Output the material word for word. Leave each picture out.

[Stored records]
⟨
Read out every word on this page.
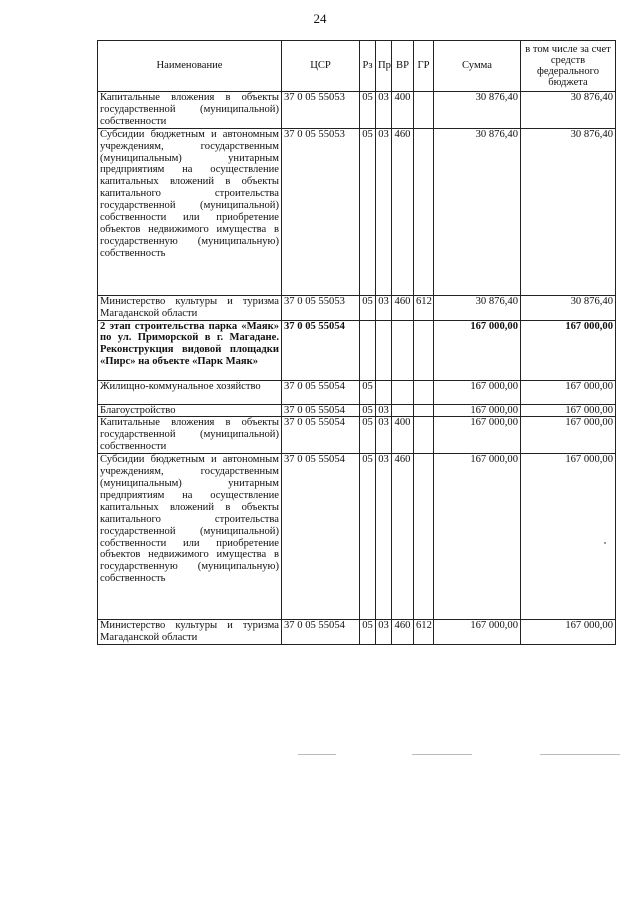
24
Наименование	ЦСР	Рз	Пр	ВР	ГР	Сумма	в том числе за счет средств федерального бюджета
Капитальные вложения в объекты государственной (муниципальной) собственности	37 0 05 55053	05	03	400		30 876,40	30 876,40
Субсидии бюджетным и автономным учреждениям, государственным (муниципальным) унитарным предприятиям на осуществление капитальных вложений в объекты капитального строительства государственной (муниципальной) собственности или приобретение объектов недвижимого имущества в государственную (муниципальную) собственность	37 0 05 55053	05	03	460		30 876,40	30 876,40
Министерство культуры и туризма Магаданской области	37 0 05 55053	05	03	460	612	30 876,40	30 876,40
2 этап строительства парка «Маяк» по ул. Приморской в г. Магадане. Реконструкция видовой площадки «Пирс» на объекте «Парк Маяк»	37 0 05 55054					167 000,00	167 000,00
Жилищно-коммунальное хозяйство	37 0 05 55054	05				167 000,00	167 000,00
Благоустройство	37 0 05 55054	05	03			167 000,00	167 000,00
Капитальные вложения в объекты государственной (муниципальной) собственности	37 0 05 55054	05	03	400		167 000,00	167 000,00
Субсидии бюджетным и автономным учреждениям, государственным (муниципальным) унитарным предприятиям на осуществление капитальных вложений в объекты капитального строительства государственной (муниципальной) собственности или приобретение объектов недвижимого имущества в государственную (муниципальную) собственность	37 0 05 55054	05	03	460		167 000,00	167 000,00
Министерство культуры и туризма Магаданской области	37 0 05 55054	05	03	460	612	167 000,00	167 000,00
⟩
#### [Output below]
Read out every word on this page.
24
Наименование	ЦСР	Рз	Пр	ВР	ГР	Сумма	в том числе за счет средств федерального бюджета
Капитальные вложения в объекты государственной (муниципальной) собственности	37 0 05 55053	05	03	400		30 876,40	30 876,40
Субсидии бюджетным и автономным учреждениям, государственным (муниципальным) унитарным предприятиям на осуществление капитальных вложений в объекты капитального строительства государственной (муниципальной) собственности или приобретение объектов недвижимого имущества в государственную (муниципальную) собственность	37 0 05 55053	05	03	460		30 876,40	30 876,40
Министерство культуры и туризма Магаданской области	37 0 05 55053	05	03	460	612	30 876,40	30 876,40
2 этап строительства парка «Маяк» по ул. Приморской в г. Магадане. Реконструкция видовой площадки «Пирс» на объекте «Парк Маяк»	37 0 05 55054					167 000,00	167 000,00
Жилищно-коммунальное хозяйство	37 0 05 55054	05				167 000,00	167 000,00
Благоустройство	37 0 05 55054	05	03			167 000,00	167 000,00
Капитальные вложения в объекты государственной (муниципальной) собственности	37 0 05 55054	05	03	400		167 000,00	167 000,00
Субсидии бюджетным и автономным учреждениям, государственным (муниципальным) унитарным предприятиям на осуществление капитальных вложений в объекты капитального строительства государственной (муниципальной) собственности или приобретение объектов недвижимого имущества в государственную (муниципальную) собственность	37 0 05 55054	05	03	460		167 000,00	167 000,00
Министерство культуры и туризма Магаданской области	37 0 05 55054	05	03	460	612	167 000,00	167 000,00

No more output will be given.